Pick out and copy every line below that has the word "menor".

═══

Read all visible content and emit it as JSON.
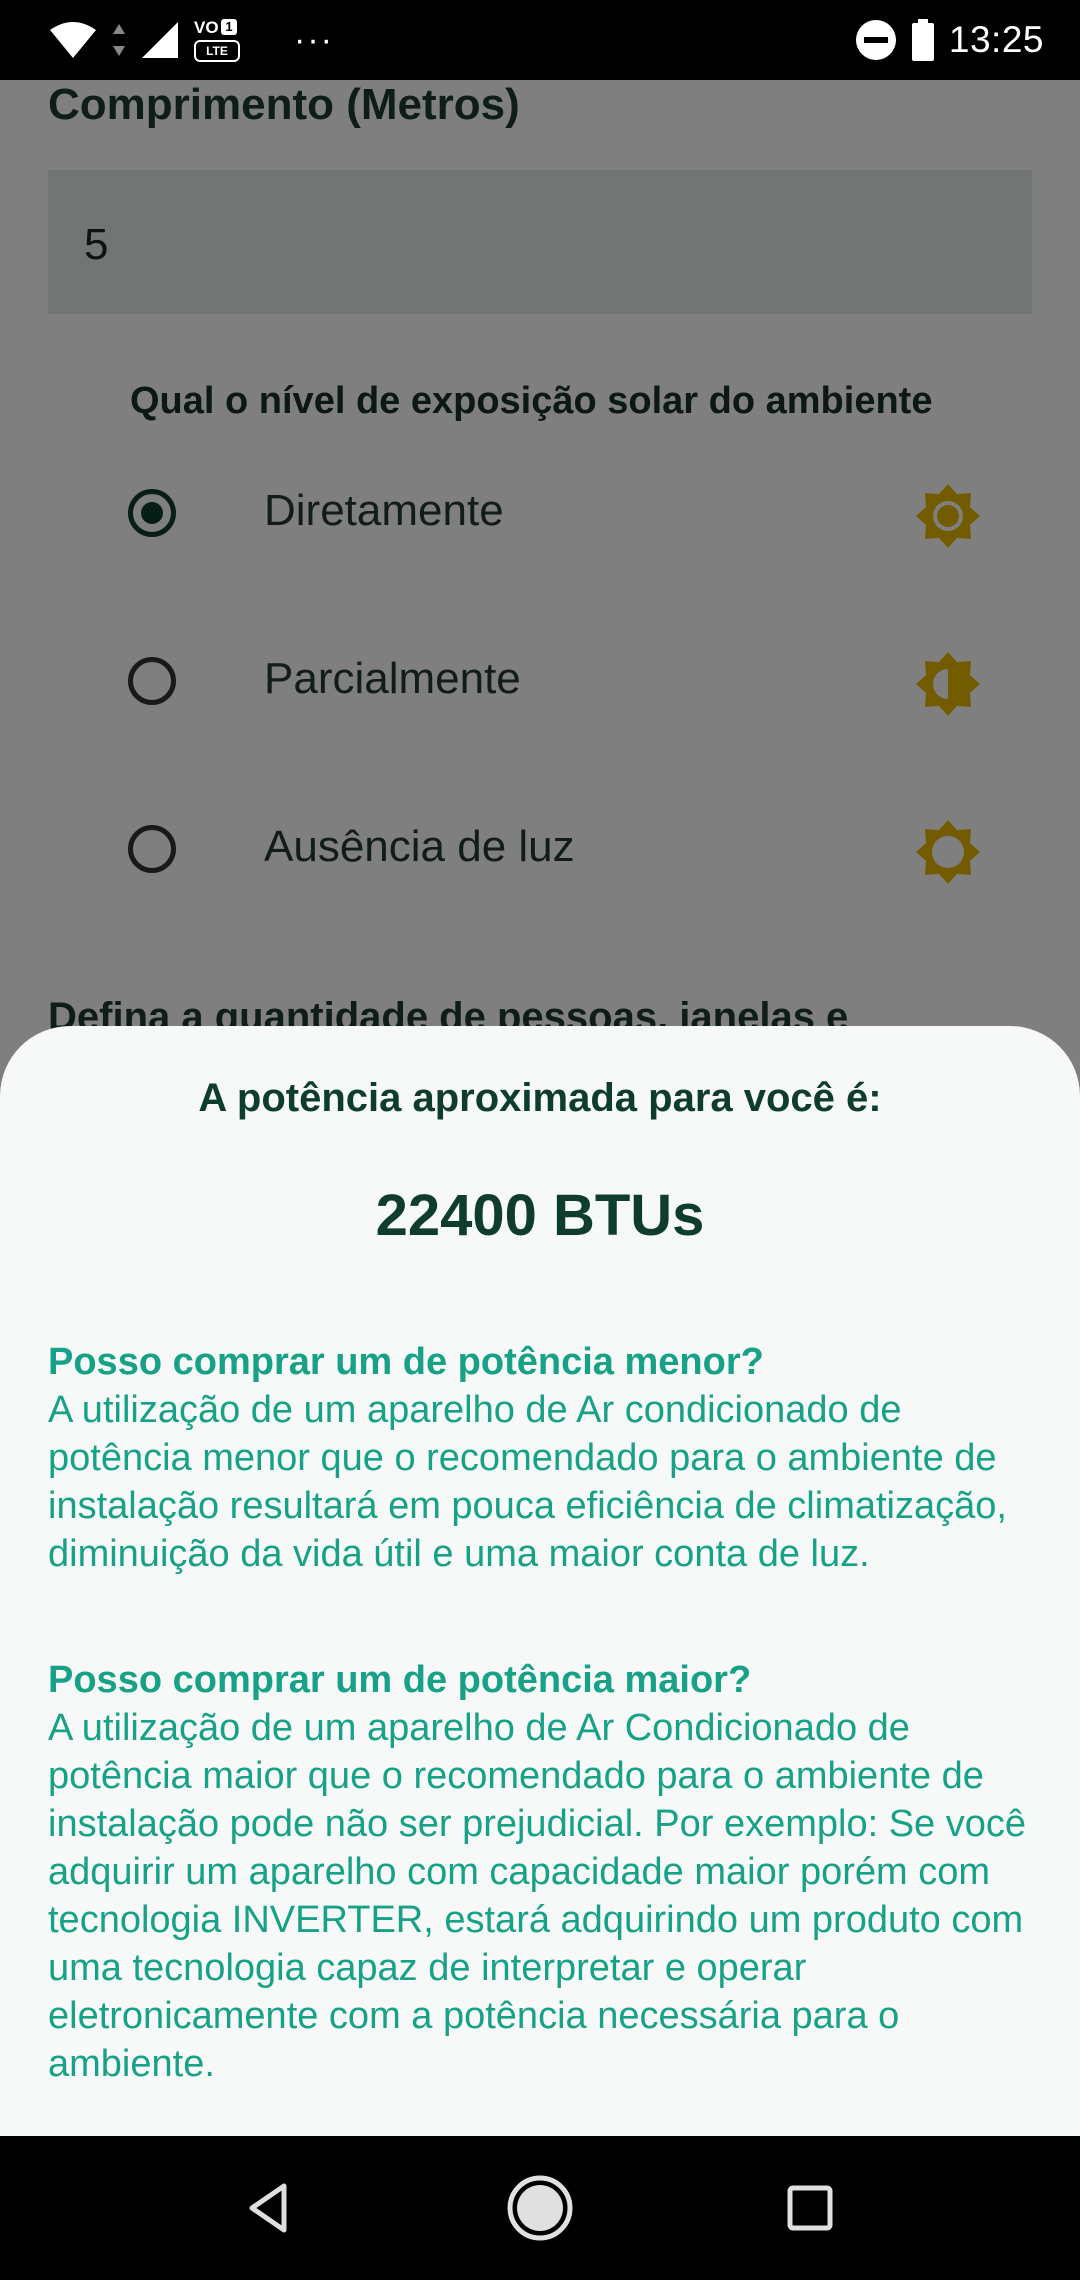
{
  "status_bar": {
    "time": "13:25",
    "volte_label": "VO",
    "volte_sim": "1",
    "lte_label": "LTE",
    "more_indicator": "···",
    "icons": [
      "wifi-icon",
      "signal-icon",
      "dnd-icon",
      "battery-icon"
    ]
  },
  "form": {
    "length_label": "Comprimento (Metros)",
    "length_value": "5",
    "sun_question": "Qual o nível de exposição solar do ambiente",
    "sun_options": [
      {
        "label": "Diretamente",
        "selected": true,
        "icon": "sun-full-icon"
      },
      {
        "label": "Parcialmente",
        "selected": false,
        "icon": "sun-half-icon"
      },
      {
        "label": "Ausência de luz",
        "selected": false,
        "icon": "sun-outline-icon"
      }
    ],
    "next_section_partial": "Defina a quantidade de pessoas, janelas e"
  },
  "result_sheet": {
    "title": "A potência aproximada para você é:",
    "value": "22400 BTUs",
    "faq": [
      {
        "question": "Posso comprar um de potência menor?",
        "answer": "A utilização de um aparelho de Ar condicionado de potência menor que o recomendado para o ambiente de instalação resultará em pouca eficiência de climatização, diminuição da vida útil e uma maior conta de luz."
      },
      {
        "question": "Posso comprar um de potência maior?",
        "answer": "A utilização de um aparelho de Ar Condicionado de potência maior que o recomendado para o ambiente de instalação pode não ser prejudicial. Por exemplo: Se você adquirir um aparelho com capacidade maior porém com tecnologia INVERTER, estará adquirindo um produto com uma tecnologia capaz de interpretar e operar eletronicamente com a potência necessária para o ambiente."
      }
    ]
  },
  "colors": {
    "dark_green": "#0e3d2f",
    "teal_text": "#17a187",
    "sun_gold": "#e6b800",
    "scrim": "rgba(0,0,0,0.5)"
  },
  "nav_bar": {
    "buttons": [
      "back-icon",
      "home-icon",
      "recents-icon"
    ]
  }
}
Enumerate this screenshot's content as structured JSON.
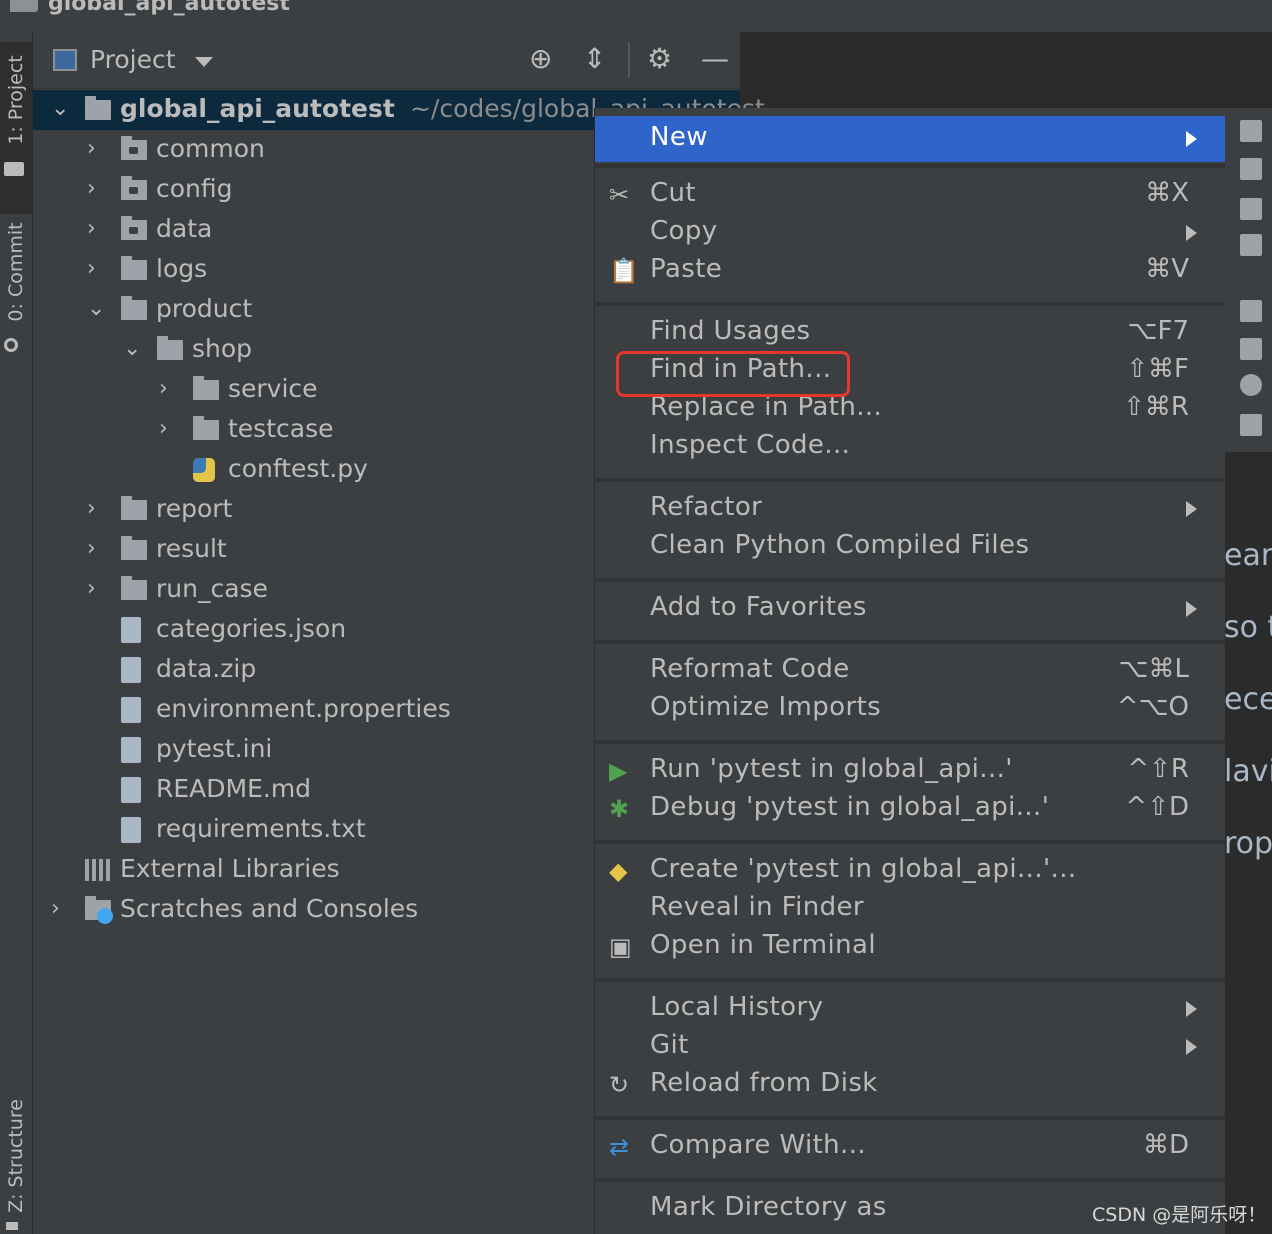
{
  "window": {
    "title": "global_api_autotest"
  },
  "left_tool_strip": {
    "project_tab": "1: Project",
    "commit_tab": "0: Commit",
    "structure_tab": "Z: Structure"
  },
  "project_panel": {
    "header": {
      "label": "Project",
      "locate_icon": "crosshair-icon",
      "collapse_icon": "collapse-all-icon",
      "settings_icon": "gear-icon",
      "hide_icon": "minus-icon"
    },
    "tree": [
      {
        "label": "global_api_autotest",
        "path": "~/codes/global_api_autotest",
        "kind": "folder",
        "depth": 0,
        "chev": "⌄",
        "selected": true,
        "bold": true
      },
      {
        "label": "common",
        "kind": "folder-dot",
        "depth": 1,
        "chev": "›"
      },
      {
        "label": "config",
        "kind": "folder-dot",
        "depth": 1,
        "chev": "›"
      },
      {
        "label": "data",
        "kind": "folder-dot",
        "depth": 1,
        "chev": "›"
      },
      {
        "label": "logs",
        "kind": "folder",
        "depth": 1,
        "chev": "›"
      },
      {
        "label": "product",
        "kind": "folder",
        "depth": 1,
        "chev": "⌄"
      },
      {
        "label": "shop",
        "kind": "folder",
        "depth": 2,
        "chev": "⌄"
      },
      {
        "label": "service",
        "kind": "folder",
        "depth": 3,
        "chev": "›"
      },
      {
        "label": "testcase",
        "kind": "folder",
        "depth": 3,
        "chev": "›"
      },
      {
        "label": "conftest.py",
        "kind": "python",
        "depth": 3,
        "chev": ""
      },
      {
        "label": "report",
        "kind": "folder",
        "depth": 1,
        "chev": "›"
      },
      {
        "label": "result",
        "kind": "folder",
        "depth": 1,
        "chev": "›"
      },
      {
        "label": "run_case",
        "kind": "folder",
        "depth": 1,
        "chev": "›"
      },
      {
        "label": "categories.json",
        "kind": "file",
        "depth": 1,
        "chev": ""
      },
      {
        "label": "data.zip",
        "kind": "file",
        "depth": 1,
        "chev": ""
      },
      {
        "label": "environment.properties",
        "kind": "file",
        "depth": 1,
        "chev": ""
      },
      {
        "label": "pytest.ini",
        "kind": "file",
        "depth": 1,
        "chev": ""
      },
      {
        "label": "README.md",
        "kind": "file",
        "depth": 1,
        "chev": ""
      },
      {
        "label": "requirements.txt",
        "kind": "file",
        "depth": 1,
        "chev": ""
      },
      {
        "label": "External Libraries",
        "kind": "libraries",
        "depth": 0,
        "chev": ""
      },
      {
        "label": "Scratches and Consoles",
        "kind": "scratches",
        "depth": 0,
        "chev": "›"
      }
    ]
  },
  "context_menu": {
    "highlighted": "New",
    "items": [
      {
        "label": "New",
        "submenu": true,
        "group": 0
      },
      {
        "label": "Cut",
        "shortcut": "⌘X",
        "icon": "scissors-icon",
        "glyph": "✂",
        "group": 1
      },
      {
        "label": "Copy",
        "submenu": true,
        "group": 1
      },
      {
        "label": "Paste",
        "shortcut": "⌘V",
        "icon": "clipboard-icon",
        "glyph": "📋",
        "group": 1
      },
      {
        "label": "Find Usages",
        "shortcut": "⌥F7",
        "group": 2
      },
      {
        "label": "Find in Path...",
        "shortcut": "⇧⌘F",
        "group": 2,
        "annotated": true
      },
      {
        "label": "Replace in Path...",
        "shortcut": "⇧⌘R",
        "group": 2
      },
      {
        "label": "Inspect Code...",
        "group": 2
      },
      {
        "label": "Refactor",
        "submenu": true,
        "group": 3
      },
      {
        "label": "Clean Python Compiled Files",
        "group": 3
      },
      {
        "label": "Add to Favorites",
        "submenu": true,
        "group": 4
      },
      {
        "label": "Reformat Code",
        "shortcut": "⌥⌘L",
        "group": 5
      },
      {
        "label": "Optimize Imports",
        "shortcut": "^⌥O",
        "group": 5
      },
      {
        "label": "Run 'pytest in global_api...'",
        "shortcut": "^⇧R",
        "icon": "run-icon",
        "glyph": "▶",
        "color": "#4fa34f",
        "group": 6
      },
      {
        "label": "Debug 'pytest in global_api...'",
        "shortcut": "^⇧D",
        "icon": "bug-icon",
        "glyph": "✱",
        "color": "#4fa34f",
        "group": 6
      },
      {
        "label": "Create 'pytest in global_api...'...",
        "icon": "python-icon",
        "glyph": "◆",
        "color": "#e5c44a",
        "group": 7
      },
      {
        "label": "Reveal in Finder",
        "group": 7
      },
      {
        "label": "Open in Terminal",
        "icon": "terminal-icon",
        "glyph": "▣",
        "group": 7
      },
      {
        "label": "Local History",
        "submenu": true,
        "group": 8
      },
      {
        "label": "Git",
        "submenu": true,
        "group": 8
      },
      {
        "label": "Reload from Disk",
        "icon": "reload-icon",
        "glyph": "↻",
        "group": 8
      },
      {
        "label": "Compare With...",
        "shortcut": "⌘D",
        "icon": "compare-icon",
        "glyph": "⇄",
        "color": "#3f8fd8",
        "group": 9
      },
      {
        "label": "Mark Directory as",
        "group": 10
      }
    ]
  },
  "editor_fragments": [
    "ear",
    "so t",
    "ece",
    "lavi",
    "rop"
  ],
  "watermark": "CSDN @是阿乐呀！",
  "colors": {
    "highlight": "#2f65ca",
    "annotation": "#e5372c",
    "selection": "#0d293e"
  }
}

═══

__Written answer__.
        "question": "Posso comprar um de potência menor?",
        "answer": "A utilização de um aparelho de Ar condicionado de potência menor que o recomendado para o ambiente de instalação resultará em pouca eficiência de climatização, diminuição da vida útil e uma maior conta de luz."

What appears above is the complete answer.